__TASK BRIEF__. Wherever the word "Beams" appears in a line, copy that line.

** BEGIN **

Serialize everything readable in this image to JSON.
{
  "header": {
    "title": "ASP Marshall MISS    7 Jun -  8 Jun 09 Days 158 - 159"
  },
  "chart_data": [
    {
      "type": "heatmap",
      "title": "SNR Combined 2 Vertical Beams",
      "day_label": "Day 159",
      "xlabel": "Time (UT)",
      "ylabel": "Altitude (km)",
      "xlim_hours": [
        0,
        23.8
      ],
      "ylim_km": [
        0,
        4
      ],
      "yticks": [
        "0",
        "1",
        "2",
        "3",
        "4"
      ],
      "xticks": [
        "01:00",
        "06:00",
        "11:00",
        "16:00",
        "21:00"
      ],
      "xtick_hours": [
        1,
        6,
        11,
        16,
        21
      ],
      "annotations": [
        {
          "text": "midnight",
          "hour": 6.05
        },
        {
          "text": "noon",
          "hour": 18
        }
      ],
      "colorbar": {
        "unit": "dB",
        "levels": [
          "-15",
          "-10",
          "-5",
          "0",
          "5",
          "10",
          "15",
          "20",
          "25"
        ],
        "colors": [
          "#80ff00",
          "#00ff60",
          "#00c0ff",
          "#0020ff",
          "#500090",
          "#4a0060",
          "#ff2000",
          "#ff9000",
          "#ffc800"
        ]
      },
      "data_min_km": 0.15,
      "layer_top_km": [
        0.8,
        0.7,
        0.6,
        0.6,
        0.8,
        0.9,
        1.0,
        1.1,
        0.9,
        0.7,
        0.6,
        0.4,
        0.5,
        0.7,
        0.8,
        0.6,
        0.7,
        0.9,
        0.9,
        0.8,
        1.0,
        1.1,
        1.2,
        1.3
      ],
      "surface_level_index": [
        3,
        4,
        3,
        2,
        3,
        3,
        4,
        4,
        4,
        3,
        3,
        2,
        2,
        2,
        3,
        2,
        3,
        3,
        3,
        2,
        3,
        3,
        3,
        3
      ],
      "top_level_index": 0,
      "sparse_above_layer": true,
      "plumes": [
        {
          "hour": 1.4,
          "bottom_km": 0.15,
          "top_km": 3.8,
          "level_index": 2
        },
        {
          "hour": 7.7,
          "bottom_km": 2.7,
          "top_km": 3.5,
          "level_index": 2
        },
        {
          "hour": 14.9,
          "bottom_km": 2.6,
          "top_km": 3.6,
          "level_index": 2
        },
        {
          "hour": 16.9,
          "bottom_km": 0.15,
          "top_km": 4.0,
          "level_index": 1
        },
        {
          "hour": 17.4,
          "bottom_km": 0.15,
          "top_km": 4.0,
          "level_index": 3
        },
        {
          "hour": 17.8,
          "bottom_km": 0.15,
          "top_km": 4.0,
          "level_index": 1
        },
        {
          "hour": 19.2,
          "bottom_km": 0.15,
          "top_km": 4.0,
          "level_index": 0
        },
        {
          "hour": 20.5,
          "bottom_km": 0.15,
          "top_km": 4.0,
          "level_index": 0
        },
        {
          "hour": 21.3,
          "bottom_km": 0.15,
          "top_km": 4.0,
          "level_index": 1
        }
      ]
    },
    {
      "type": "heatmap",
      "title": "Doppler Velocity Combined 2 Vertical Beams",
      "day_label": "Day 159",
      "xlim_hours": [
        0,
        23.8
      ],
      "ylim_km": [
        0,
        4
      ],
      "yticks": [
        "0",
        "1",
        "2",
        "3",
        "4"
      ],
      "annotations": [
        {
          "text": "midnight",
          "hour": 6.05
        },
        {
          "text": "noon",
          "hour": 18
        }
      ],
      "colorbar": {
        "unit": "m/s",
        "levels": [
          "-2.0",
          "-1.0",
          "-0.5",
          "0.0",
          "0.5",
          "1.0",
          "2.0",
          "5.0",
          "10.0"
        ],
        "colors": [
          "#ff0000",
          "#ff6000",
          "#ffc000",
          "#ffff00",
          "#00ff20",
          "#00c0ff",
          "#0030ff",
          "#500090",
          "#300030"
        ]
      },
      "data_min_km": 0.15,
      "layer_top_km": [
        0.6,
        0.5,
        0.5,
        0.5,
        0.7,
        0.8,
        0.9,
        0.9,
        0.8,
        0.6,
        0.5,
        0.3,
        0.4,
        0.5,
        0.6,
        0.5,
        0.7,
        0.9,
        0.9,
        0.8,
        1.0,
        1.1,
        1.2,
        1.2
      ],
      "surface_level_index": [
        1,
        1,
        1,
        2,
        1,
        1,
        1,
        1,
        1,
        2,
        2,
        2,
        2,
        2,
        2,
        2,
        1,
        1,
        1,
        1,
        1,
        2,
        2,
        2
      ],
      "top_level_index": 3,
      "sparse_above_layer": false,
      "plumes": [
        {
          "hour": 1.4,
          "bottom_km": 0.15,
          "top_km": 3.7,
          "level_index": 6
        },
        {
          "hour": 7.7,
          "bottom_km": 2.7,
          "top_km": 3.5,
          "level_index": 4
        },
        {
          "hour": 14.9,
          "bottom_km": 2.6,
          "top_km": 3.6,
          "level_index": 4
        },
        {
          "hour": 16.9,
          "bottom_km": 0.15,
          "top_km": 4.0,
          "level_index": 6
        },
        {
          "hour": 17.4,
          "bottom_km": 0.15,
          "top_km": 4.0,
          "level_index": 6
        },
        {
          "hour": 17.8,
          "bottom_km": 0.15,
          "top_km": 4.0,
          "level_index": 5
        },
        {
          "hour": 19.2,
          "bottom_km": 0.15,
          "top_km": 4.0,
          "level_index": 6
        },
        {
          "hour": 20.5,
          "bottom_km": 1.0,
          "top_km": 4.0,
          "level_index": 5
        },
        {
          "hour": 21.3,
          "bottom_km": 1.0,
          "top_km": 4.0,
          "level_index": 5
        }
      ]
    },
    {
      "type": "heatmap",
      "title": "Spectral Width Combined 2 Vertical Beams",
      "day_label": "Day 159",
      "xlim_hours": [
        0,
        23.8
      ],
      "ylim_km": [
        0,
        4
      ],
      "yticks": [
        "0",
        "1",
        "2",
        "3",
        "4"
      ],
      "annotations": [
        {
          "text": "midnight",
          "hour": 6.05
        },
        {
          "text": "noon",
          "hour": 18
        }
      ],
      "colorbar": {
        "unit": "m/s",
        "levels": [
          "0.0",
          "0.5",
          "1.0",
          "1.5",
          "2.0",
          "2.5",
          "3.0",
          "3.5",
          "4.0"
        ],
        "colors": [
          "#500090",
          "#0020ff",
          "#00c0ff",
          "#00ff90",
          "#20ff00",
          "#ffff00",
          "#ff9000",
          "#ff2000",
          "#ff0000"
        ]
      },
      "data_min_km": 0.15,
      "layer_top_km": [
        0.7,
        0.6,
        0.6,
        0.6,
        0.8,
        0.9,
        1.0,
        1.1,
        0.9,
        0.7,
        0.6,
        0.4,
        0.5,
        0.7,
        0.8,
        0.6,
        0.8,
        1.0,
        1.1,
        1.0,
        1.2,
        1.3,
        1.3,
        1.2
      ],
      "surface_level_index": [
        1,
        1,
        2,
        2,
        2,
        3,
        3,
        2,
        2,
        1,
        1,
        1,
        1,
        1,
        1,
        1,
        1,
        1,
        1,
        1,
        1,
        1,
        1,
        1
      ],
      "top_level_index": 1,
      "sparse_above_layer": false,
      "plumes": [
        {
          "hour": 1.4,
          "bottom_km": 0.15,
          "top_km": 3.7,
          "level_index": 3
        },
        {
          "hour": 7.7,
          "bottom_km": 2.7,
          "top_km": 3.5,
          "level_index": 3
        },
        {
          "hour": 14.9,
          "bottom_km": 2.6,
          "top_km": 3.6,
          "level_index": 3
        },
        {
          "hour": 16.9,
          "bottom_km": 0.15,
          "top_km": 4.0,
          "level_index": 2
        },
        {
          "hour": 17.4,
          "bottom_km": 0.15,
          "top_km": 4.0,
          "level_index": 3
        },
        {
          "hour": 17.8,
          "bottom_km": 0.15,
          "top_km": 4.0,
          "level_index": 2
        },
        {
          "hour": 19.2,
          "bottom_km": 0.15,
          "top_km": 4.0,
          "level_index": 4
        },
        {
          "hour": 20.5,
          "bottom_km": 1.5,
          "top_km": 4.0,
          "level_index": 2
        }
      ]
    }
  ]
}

** END **

__EXPECTED ANSWER__.
      "title": "SNR Combined 2 Vertical Beams",
      "title": "Doppler Velocity Combined 2 Vertical Beams",
      "title": "Spectral Width Combined 2 Vertical Beams",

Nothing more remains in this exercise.